» SUPPLIED DATA
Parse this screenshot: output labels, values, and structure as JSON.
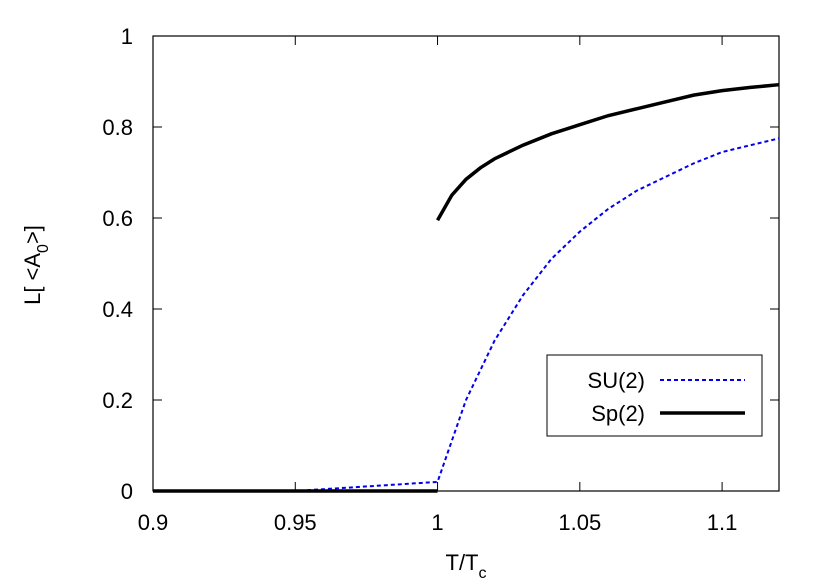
{
  "chart_data": {
    "type": "line",
    "xlabel": [
      "T/T",
      "c"
    ],
    "ylabel": [
      "L[ <A",
      "0",
      ">]"
    ],
    "xlim": [
      0.9,
      1.12
    ],
    "xticks": [
      0.9,
      0.95,
      1,
      1.05,
      1.1
    ],
    "ylim": [
      0,
      1
    ],
    "yticks": [
      0,
      0.2,
      0.4,
      0.6,
      0.8,
      1
    ],
    "legend": "lower right",
    "series": [
      {
        "name": "SU(2)",
        "color": "#0000ee",
        "dash": true,
        "x": [
          0.9,
          0.95,
          1.0,
          1.005,
          1.01,
          1.02,
          1.03,
          1.04,
          1.05,
          1.06,
          1.07,
          1.08,
          1.09,
          1.1,
          1.11,
          1.12
        ],
        "values": [
          0,
          0,
          0.02,
          0.11,
          0.2,
          0.33,
          0.43,
          0.51,
          0.57,
          0.62,
          0.66,
          0.69,
          0.72,
          0.745,
          0.76,
          0.775
        ]
      },
      {
        "name": "Sp(2)",
        "color": "#000000",
        "dash": false,
        "x": [
          0.9,
          0.95,
          1.0,
          1.0,
          1.0,
          1.005,
          1.01,
          1.015,
          1.02,
          1.03,
          1.04,
          1.05,
          1.06,
          1.07,
          1.08,
          1.09,
          1.1,
          1.11,
          1.12
        ],
        "values": [
          0,
          0,
          0,
          null,
          0.595,
          0.65,
          0.685,
          0.71,
          0.73,
          0.76,
          0.785,
          0.805,
          0.825,
          0.84,
          0.855,
          0.87,
          0.88,
          0.887,
          0.893
        ]
      }
    ]
  }
}
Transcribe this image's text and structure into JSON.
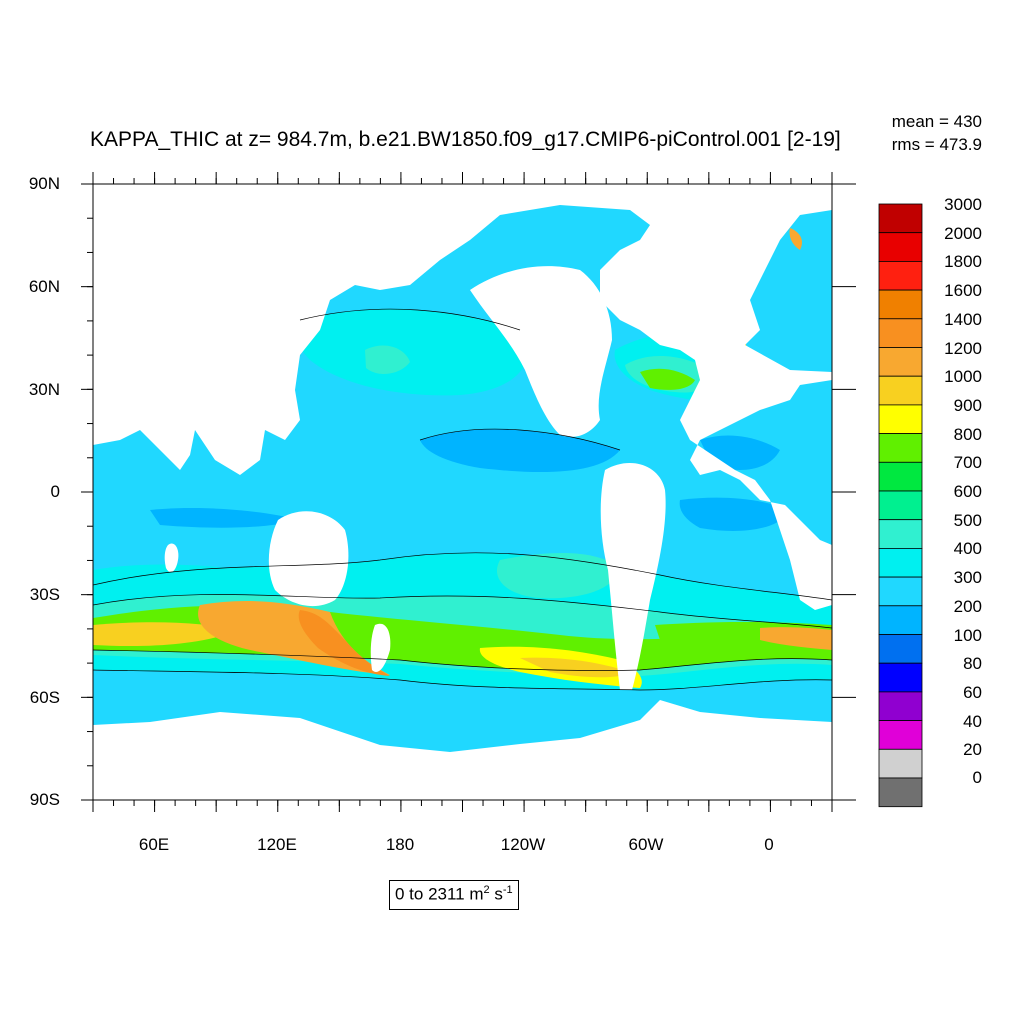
{
  "title": "KAPPA_THIC at z= 984.7m, b.e21.BW1850.f09_g17.CMIP6-piControl.001 [2-19]",
  "stats": {
    "mean": "mean = 430",
    "rms": "rms = 473.9"
  },
  "range_box": {
    "text": "0 to 2311 m",
    "sup1": "2",
    "mid": " s",
    "sup2": "-1"
  },
  "axes": {
    "lat_labels": [
      "90N",
      "60N",
      "30N",
      "0",
      "30S",
      "60S",
      "90S"
    ],
    "lon_labels": [
      "60E",
      "120E",
      "180",
      "120W",
      "60W",
      "0"
    ]
  },
  "colorbar": {
    "labels": [
      "3000",
      "2000",
      "1800",
      "1600",
      "1400",
      "1200",
      "1000",
      "900",
      "800",
      "700",
      "600",
      "500",
      "400",
      "300",
      "200",
      "100",
      "80",
      "60",
      "40",
      "20",
      "0"
    ],
    "colors": [
      "#c00000",
      "#e80000",
      "#ff2010",
      "#f08000",
      "#f89020",
      "#f8a830",
      "#f8d020",
      "#ffff00",
      "#60f000",
      "#00e840",
      "#00f090",
      "#30f0d0",
      "#00f0f0",
      "#20d8ff",
      "#00b4ff",
      "#0070f0",
      "#0000ff",
      "#9000d0",
      "#e000d8",
      "#d0d0d0",
      "#707070"
    ]
  },
  "fields": {
    "ocean_bg": "#20d8ff",
    "land": "#ffffff"
  }
}
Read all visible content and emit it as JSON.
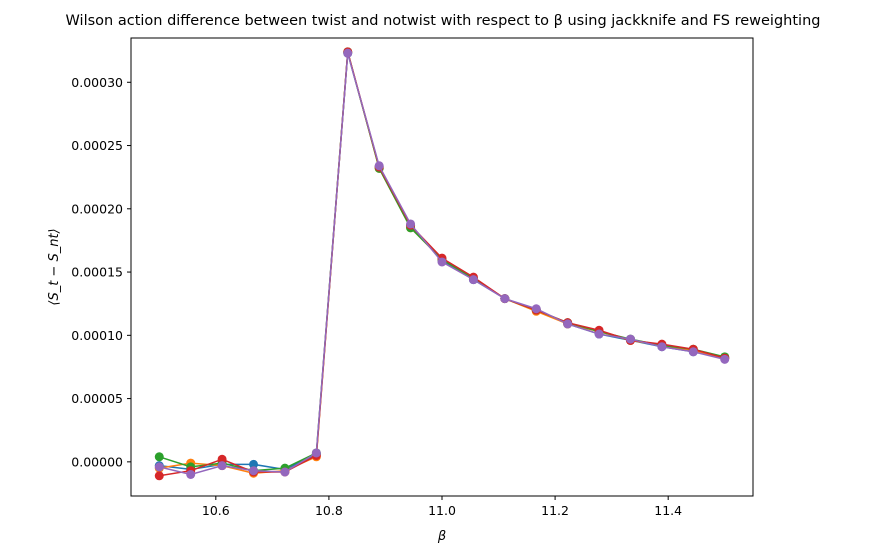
{
  "chart_data": {
    "type": "line",
    "title": "Wilson action difference between twist and notwist with respect to β using jackknife and FS reweighting",
    "xlabel": "β",
    "ylabel": "⟨S_t − S_nt⟩",
    "xlim": [
      10.45,
      11.55
    ],
    "ylim": [
      -2.7e-05,
      0.000335
    ],
    "x_ticks": [
      10.6,
      10.8,
      11.0,
      11.2,
      11.4
    ],
    "x_tick_labels": [
      "10.6",
      "10.8",
      "11.0",
      "11.2",
      "11.4"
    ],
    "y_ticks": [
      0.0,
      5e-05,
      0.0001,
      0.00015,
      0.0002,
      0.00025,
      0.0003
    ],
    "y_tick_labels": [
      "0.00000",
      "0.00005",
      "0.00010",
      "0.00015",
      "0.00020",
      "0.00025",
      "0.00030"
    ],
    "grid": false,
    "legend": "none",
    "x": [
      10.5,
      10.5556,
      10.6111,
      10.6667,
      10.7222,
      10.7778,
      10.8333,
      10.8889,
      10.9444,
      11.0,
      11.0556,
      11.1111,
      11.1667,
      11.2222,
      11.2778,
      11.3333,
      11.3889,
      11.4444,
      11.5
    ],
    "series": [
      {
        "color": "#1f77b4",
        "values": [
          -3e-06,
          -6e-06,
          -2e-06,
          -2e-06,
          -6e-06,
          6e-06,
          0.000323,
          0.000233,
          0.000187,
          0.000159,
          0.000144,
          0.000129,
          0.00012,
          0.000109,
          0.000101,
          9.6e-05,
          9.1e-05,
          8.7e-05,
          8.2e-05
        ]
      },
      {
        "color": "#ff7f0e",
        "values": [
          -5e-06,
          -1e-06,
          -3e-06,
          -9e-06,
          -7e-06,
          4e-06,
          0.000324,
          0.000232,
          0.000185,
          0.00016,
          0.000145,
          0.000129,
          0.000119,
          0.000109,
          0.000103,
          9.6e-05,
          9.2e-05,
          8.8e-05,
          8.2e-05
        ]
      },
      {
        "color": "#2ca02c",
        "values": [
          4e-06,
          -4e-06,
          -1e-06,
          -7e-06,
          -5e-06,
          7e-06,
          0.000324,
          0.000232,
          0.000185,
          0.00016,
          0.000145,
          0.000129,
          0.00012,
          0.00011,
          0.000103,
          9.7e-05,
          9.2e-05,
          8.9e-05,
          8.3e-05
        ]
      },
      {
        "color": "#d62728",
        "values": [
          -1.1e-05,
          -7e-06,
          2e-06,
          -8e-06,
          -8e-06,
          5e-06,
          0.000324,
          0.000233,
          0.000187,
          0.000161,
          0.000146,
          0.000129,
          0.00012,
          0.00011,
          0.000104,
          9.6e-05,
          9.3e-05,
          8.9e-05,
          8.2e-05
        ]
      },
      {
        "color": "#9467bd",
        "values": [
          -4e-06,
          -1e-05,
          -3e-06,
          -7e-06,
          -8e-06,
          7e-06,
          0.000323,
          0.000234,
          0.000188,
          0.000158,
          0.000144,
          0.000129,
          0.000121,
          0.000109,
          0.000101,
          9.7e-05,
          9.1e-05,
          8.7e-05,
          8.1e-05
        ]
      }
    ]
  }
}
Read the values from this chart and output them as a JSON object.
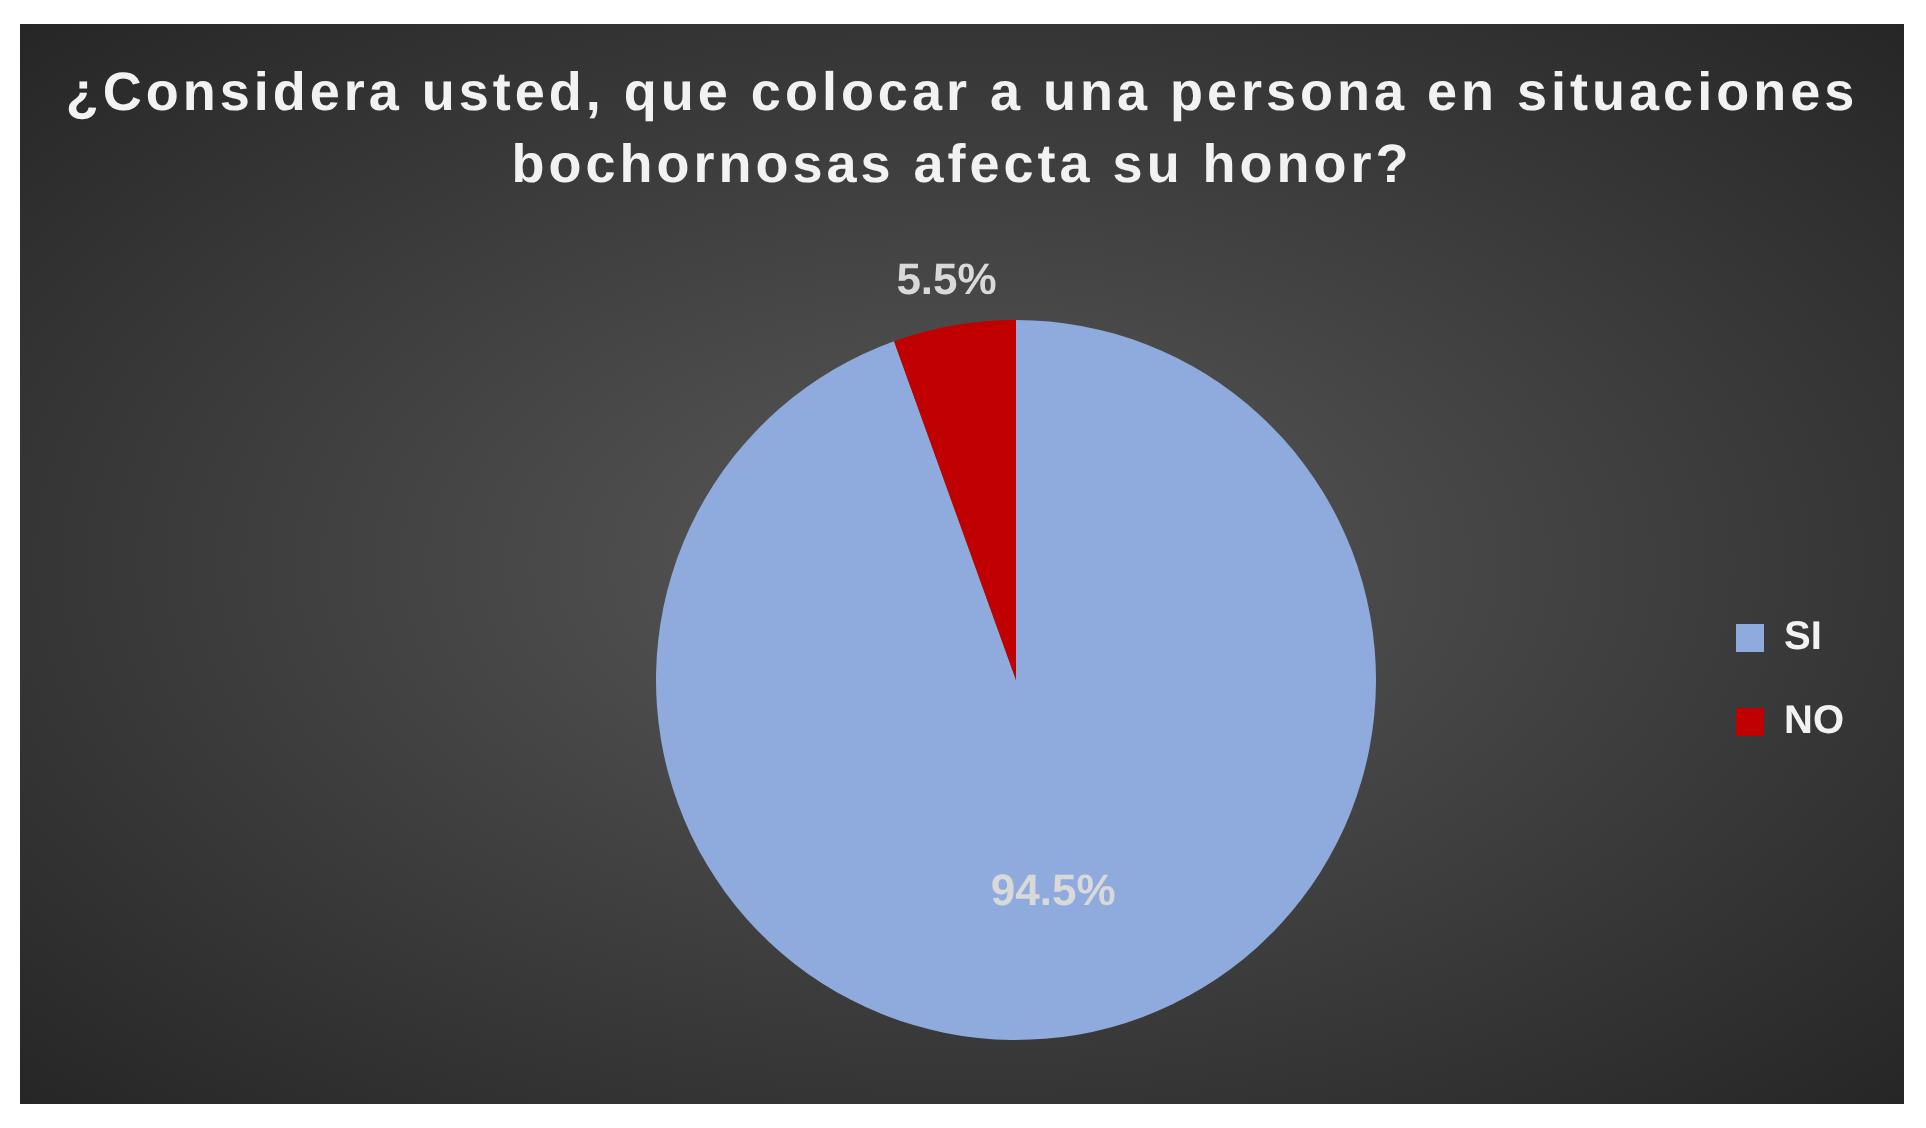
{
  "chart_data": {
    "type": "pie",
    "title": "¿Considera usted, que colocar a una persona en situaciones bochornosas afecta su honor?",
    "categories": [
      "SI",
      "NO"
    ],
    "values": [
      94.5,
      5.5
    ],
    "value_labels": [
      "94.5%",
      "5.5%"
    ],
    "colors": [
      "#8faadc",
      "#c00000"
    ],
    "legend": "right"
  }
}
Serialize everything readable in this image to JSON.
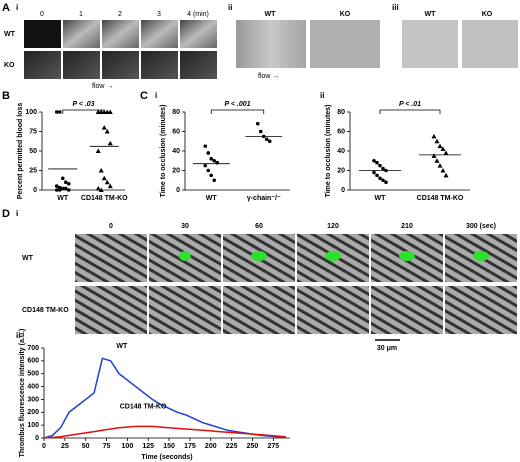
{
  "panels": {
    "A": {
      "label": "A",
      "i": {
        "label": "i",
        "times": [
          "0",
          "1",
          "2",
          "3",
          "4 (min)"
        ],
        "rows": [
          "WT",
          "KO"
        ],
        "flow": "flow →"
      },
      "ii": {
        "label": "ii",
        "cols": [
          "WT",
          "KO"
        ],
        "flow": "flow →"
      },
      "iii": {
        "label": "iii",
        "cols": [
          "WT",
          "KO"
        ]
      }
    },
    "B": {
      "label": "B"
    },
    "C": {
      "label": "C",
      "i": {
        "label": "i"
      },
      "ii": {
        "label": "ii"
      }
    },
    "D": {
      "label": "D",
      "i": {
        "label": "i",
        "times": [
          "0",
          "30",
          "60",
          "120",
          "210",
          "300 (sec)"
        ],
        "rows": [
          "WT",
          "CD148 TM-KO"
        ],
        "scale": "30 μm"
      },
      "ii": {
        "label": "ii"
      }
    }
  },
  "chart_data": [
    {
      "type": "scatter",
      "ylabel": "Percent permitted blood loss",
      "categories": [
        "WT",
        "CD148 TM-KO"
      ],
      "values": [
        [
          100,
          100,
          15,
          10,
          8,
          5,
          3,
          2,
          2,
          0,
          0,
          0
        ],
        [
          100,
          100,
          100,
          100,
          100,
          100,
          100,
          80,
          75,
          60,
          50,
          25,
          15,
          10,
          5,
          2,
          0
        ]
      ],
      "means": [
        27,
        56
      ],
      "markers": [
        "circle",
        "triangle"
      ],
      "annotation": "P < .03",
      "ylim": [
        0,
        100
      ],
      "yticks": [
        0,
        25,
        50,
        75,
        100
      ]
    },
    {
      "type": "scatter",
      "ylabel": "Time to occlusion (minutes)",
      "categories": [
        "WT",
        "γ-chain⁻/⁻"
      ],
      "values": [
        [
          45,
          38,
          32,
          30,
          28,
          25,
          20,
          15,
          10
        ],
        [
          68,
          60,
          55,
          52,
          50
        ]
      ],
      "means": [
        27,
        55
      ],
      "markers": [
        "circle",
        "circle"
      ],
      "annotation": "P < .001",
      "ylim": [
        0,
        80
      ],
      "yticks": [
        0,
        20,
        40,
        60,
        80
      ]
    },
    {
      "type": "scatter",
      "ylabel": "Time to occlusion (minutes)",
      "categories": [
        "WT",
        "CD148 TM-KO"
      ],
      "values": [
        [
          30,
          28,
          25,
          22,
          20,
          18,
          15,
          12,
          10,
          8
        ],
        [
          55,
          50,
          45,
          42,
          38,
          35,
          30,
          25,
          20,
          15
        ]
      ],
      "means": [
        20,
        36
      ],
      "markers": [
        "circle",
        "triangle"
      ],
      "annotation": "P < .01",
      "ylim": [
        0,
        80
      ],
      "yticks": [
        0,
        20,
        40,
        60,
        80
      ]
    },
    {
      "type": "line",
      "ylabel": "Thrombus fluorescence intensity (a.u.)",
      "xlabel": "Time (seconds)",
      "x": [
        0,
        10,
        20,
        30,
        40,
        50,
        60,
        70,
        80,
        90,
        100,
        110,
        120,
        130,
        140,
        150,
        160,
        170,
        180,
        190,
        200,
        210,
        220,
        230,
        240,
        250,
        260,
        270,
        280,
        290
      ],
      "series": [
        {
          "name": "WT",
          "color": "#1f3fd8",
          "values": [
            0,
            20,
            80,
            200,
            250,
            300,
            350,
            620,
            600,
            500,
            450,
            400,
            350,
            300,
            260,
            230,
            200,
            180,
            150,
            120,
            100,
            80,
            60,
            50,
            40,
            30,
            20,
            15,
            10,
            5
          ]
        },
        {
          "name": "CD148 TM-KO",
          "color": "#e01010",
          "values": [
            0,
            5,
            10,
            20,
            30,
            40,
            50,
            60,
            70,
            80,
            85,
            90,
            90,
            90,
            85,
            80,
            75,
            70,
            65,
            60,
            55,
            50,
            45,
            40,
            35,
            30,
            25,
            20,
            15,
            10
          ]
        }
      ],
      "xlim": [
        0,
        295
      ],
      "xticks": [
        0,
        25,
        50,
        75,
        100,
        125,
        150,
        175,
        200,
        225,
        250,
        275
      ],
      "ylim": [
        0,
        700
      ],
      "yticks": [
        0,
        100,
        200,
        300,
        400,
        500,
        600,
        700
      ]
    }
  ]
}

» WHAT THE TASK ASKS
Of the lines above, how many hold the word "output"? Say the number alone.

» PROBLEM SOLUTION
2